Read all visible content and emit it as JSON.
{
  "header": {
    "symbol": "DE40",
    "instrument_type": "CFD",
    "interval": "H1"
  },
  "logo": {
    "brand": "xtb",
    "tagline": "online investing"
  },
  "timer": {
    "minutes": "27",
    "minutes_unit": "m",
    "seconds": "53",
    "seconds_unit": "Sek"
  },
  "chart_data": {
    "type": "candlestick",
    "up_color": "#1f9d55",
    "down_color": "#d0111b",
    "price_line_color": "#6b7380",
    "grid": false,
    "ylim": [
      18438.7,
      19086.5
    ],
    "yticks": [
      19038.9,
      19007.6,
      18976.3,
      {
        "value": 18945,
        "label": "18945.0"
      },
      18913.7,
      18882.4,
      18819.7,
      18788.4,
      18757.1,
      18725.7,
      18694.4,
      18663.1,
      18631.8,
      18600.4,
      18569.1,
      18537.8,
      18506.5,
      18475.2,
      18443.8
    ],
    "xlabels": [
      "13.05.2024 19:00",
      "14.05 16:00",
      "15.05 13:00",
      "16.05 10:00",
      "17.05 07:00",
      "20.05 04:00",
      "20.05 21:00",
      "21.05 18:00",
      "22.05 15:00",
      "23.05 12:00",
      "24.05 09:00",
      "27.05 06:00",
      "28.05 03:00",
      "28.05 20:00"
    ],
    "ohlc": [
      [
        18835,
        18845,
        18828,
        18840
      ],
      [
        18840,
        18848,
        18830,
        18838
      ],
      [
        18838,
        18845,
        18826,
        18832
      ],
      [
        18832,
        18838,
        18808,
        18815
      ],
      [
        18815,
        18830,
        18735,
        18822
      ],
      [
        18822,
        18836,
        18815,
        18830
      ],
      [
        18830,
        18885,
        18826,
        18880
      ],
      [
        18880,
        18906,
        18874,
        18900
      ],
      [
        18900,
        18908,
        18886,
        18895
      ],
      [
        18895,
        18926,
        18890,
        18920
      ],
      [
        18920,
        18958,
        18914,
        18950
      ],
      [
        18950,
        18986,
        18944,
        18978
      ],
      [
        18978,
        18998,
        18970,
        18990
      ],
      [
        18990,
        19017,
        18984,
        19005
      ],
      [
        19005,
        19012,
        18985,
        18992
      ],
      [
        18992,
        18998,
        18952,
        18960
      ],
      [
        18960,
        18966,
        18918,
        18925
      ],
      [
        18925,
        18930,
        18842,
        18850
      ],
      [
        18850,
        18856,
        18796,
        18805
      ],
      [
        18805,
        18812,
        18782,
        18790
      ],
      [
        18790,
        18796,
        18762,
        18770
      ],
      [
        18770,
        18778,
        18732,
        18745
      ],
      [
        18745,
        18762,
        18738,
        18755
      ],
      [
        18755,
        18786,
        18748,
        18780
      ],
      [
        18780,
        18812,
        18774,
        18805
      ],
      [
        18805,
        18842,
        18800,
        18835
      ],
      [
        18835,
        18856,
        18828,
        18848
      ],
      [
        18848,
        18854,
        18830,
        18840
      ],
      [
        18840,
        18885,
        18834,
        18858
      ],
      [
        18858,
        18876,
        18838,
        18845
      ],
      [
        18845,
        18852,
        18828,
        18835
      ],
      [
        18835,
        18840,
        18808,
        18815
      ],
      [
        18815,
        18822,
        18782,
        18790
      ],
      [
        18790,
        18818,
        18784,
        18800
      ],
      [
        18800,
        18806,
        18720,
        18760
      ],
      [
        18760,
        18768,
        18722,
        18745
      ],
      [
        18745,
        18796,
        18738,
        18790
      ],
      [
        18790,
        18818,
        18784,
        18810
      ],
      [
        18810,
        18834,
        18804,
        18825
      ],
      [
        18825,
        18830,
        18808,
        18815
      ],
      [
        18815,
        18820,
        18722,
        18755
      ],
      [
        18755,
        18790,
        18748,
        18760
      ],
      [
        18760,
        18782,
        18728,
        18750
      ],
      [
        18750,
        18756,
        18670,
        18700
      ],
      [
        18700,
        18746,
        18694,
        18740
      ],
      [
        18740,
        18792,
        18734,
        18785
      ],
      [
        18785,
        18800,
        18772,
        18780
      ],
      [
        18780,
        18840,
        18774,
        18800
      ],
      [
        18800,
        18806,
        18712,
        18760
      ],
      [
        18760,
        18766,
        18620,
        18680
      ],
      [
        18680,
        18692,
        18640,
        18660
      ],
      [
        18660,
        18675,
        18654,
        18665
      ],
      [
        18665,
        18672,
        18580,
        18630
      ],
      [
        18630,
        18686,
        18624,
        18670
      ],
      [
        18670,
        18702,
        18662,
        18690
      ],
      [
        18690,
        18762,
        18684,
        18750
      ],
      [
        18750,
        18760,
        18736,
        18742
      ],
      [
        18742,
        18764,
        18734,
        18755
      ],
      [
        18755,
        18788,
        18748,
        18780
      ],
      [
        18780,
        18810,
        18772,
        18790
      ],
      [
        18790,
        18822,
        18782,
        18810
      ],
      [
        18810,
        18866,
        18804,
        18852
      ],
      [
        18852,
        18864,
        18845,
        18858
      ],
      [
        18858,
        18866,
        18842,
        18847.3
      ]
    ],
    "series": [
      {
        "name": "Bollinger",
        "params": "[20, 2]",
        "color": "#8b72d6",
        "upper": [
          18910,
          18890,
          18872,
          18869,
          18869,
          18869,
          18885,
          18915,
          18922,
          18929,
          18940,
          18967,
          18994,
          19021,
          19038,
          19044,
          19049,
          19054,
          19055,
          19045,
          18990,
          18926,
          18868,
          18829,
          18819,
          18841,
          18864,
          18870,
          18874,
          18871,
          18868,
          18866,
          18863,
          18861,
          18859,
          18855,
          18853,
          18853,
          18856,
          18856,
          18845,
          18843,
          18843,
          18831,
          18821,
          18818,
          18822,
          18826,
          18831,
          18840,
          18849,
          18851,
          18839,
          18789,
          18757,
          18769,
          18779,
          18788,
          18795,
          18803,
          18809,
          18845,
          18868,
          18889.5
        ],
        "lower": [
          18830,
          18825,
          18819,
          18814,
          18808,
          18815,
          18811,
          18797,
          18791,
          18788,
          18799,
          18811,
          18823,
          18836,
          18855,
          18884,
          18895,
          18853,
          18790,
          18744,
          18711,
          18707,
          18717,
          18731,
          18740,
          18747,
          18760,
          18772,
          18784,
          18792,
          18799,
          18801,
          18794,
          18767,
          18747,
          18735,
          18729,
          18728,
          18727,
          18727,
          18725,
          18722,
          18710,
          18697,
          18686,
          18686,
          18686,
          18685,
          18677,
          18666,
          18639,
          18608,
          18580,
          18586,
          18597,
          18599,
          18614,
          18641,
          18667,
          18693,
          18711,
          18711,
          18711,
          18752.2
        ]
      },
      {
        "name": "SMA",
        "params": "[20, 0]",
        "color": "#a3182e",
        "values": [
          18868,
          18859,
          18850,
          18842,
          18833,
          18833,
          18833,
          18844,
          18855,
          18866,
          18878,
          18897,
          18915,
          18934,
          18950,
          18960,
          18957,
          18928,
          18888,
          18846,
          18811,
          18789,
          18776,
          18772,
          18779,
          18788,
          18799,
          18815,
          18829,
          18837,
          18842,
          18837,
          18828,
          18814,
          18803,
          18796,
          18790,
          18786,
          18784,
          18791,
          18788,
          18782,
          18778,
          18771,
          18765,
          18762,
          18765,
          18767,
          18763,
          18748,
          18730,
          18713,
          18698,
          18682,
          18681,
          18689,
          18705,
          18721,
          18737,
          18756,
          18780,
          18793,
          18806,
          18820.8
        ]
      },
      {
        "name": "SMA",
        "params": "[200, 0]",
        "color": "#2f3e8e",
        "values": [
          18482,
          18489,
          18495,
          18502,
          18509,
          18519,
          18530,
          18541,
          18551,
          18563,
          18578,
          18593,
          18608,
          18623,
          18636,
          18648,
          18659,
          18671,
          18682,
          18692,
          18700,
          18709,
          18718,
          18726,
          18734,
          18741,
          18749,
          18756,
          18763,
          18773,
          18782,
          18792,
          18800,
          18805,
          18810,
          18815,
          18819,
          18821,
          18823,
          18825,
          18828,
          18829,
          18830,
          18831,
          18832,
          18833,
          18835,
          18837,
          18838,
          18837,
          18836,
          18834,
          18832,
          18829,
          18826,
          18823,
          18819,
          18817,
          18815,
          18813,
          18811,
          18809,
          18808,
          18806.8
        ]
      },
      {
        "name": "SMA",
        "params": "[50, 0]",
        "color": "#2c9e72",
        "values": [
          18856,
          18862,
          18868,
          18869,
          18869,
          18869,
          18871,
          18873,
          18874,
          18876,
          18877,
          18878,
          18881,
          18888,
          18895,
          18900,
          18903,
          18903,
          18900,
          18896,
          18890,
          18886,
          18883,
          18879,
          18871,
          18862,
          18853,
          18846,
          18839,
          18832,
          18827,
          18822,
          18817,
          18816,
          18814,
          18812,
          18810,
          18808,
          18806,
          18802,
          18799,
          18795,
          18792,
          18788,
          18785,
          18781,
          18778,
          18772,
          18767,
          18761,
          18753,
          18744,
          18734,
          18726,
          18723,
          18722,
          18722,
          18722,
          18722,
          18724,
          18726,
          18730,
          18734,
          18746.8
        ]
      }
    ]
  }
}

= = = = =

Challenge: Report every line in the data above in which the word "params" appears.

Response to this exercise:
        "params": "[20, 2]",
        "params": "[20, 0]",
        "params": "[200, 0]",
        "params": "[50, 0]",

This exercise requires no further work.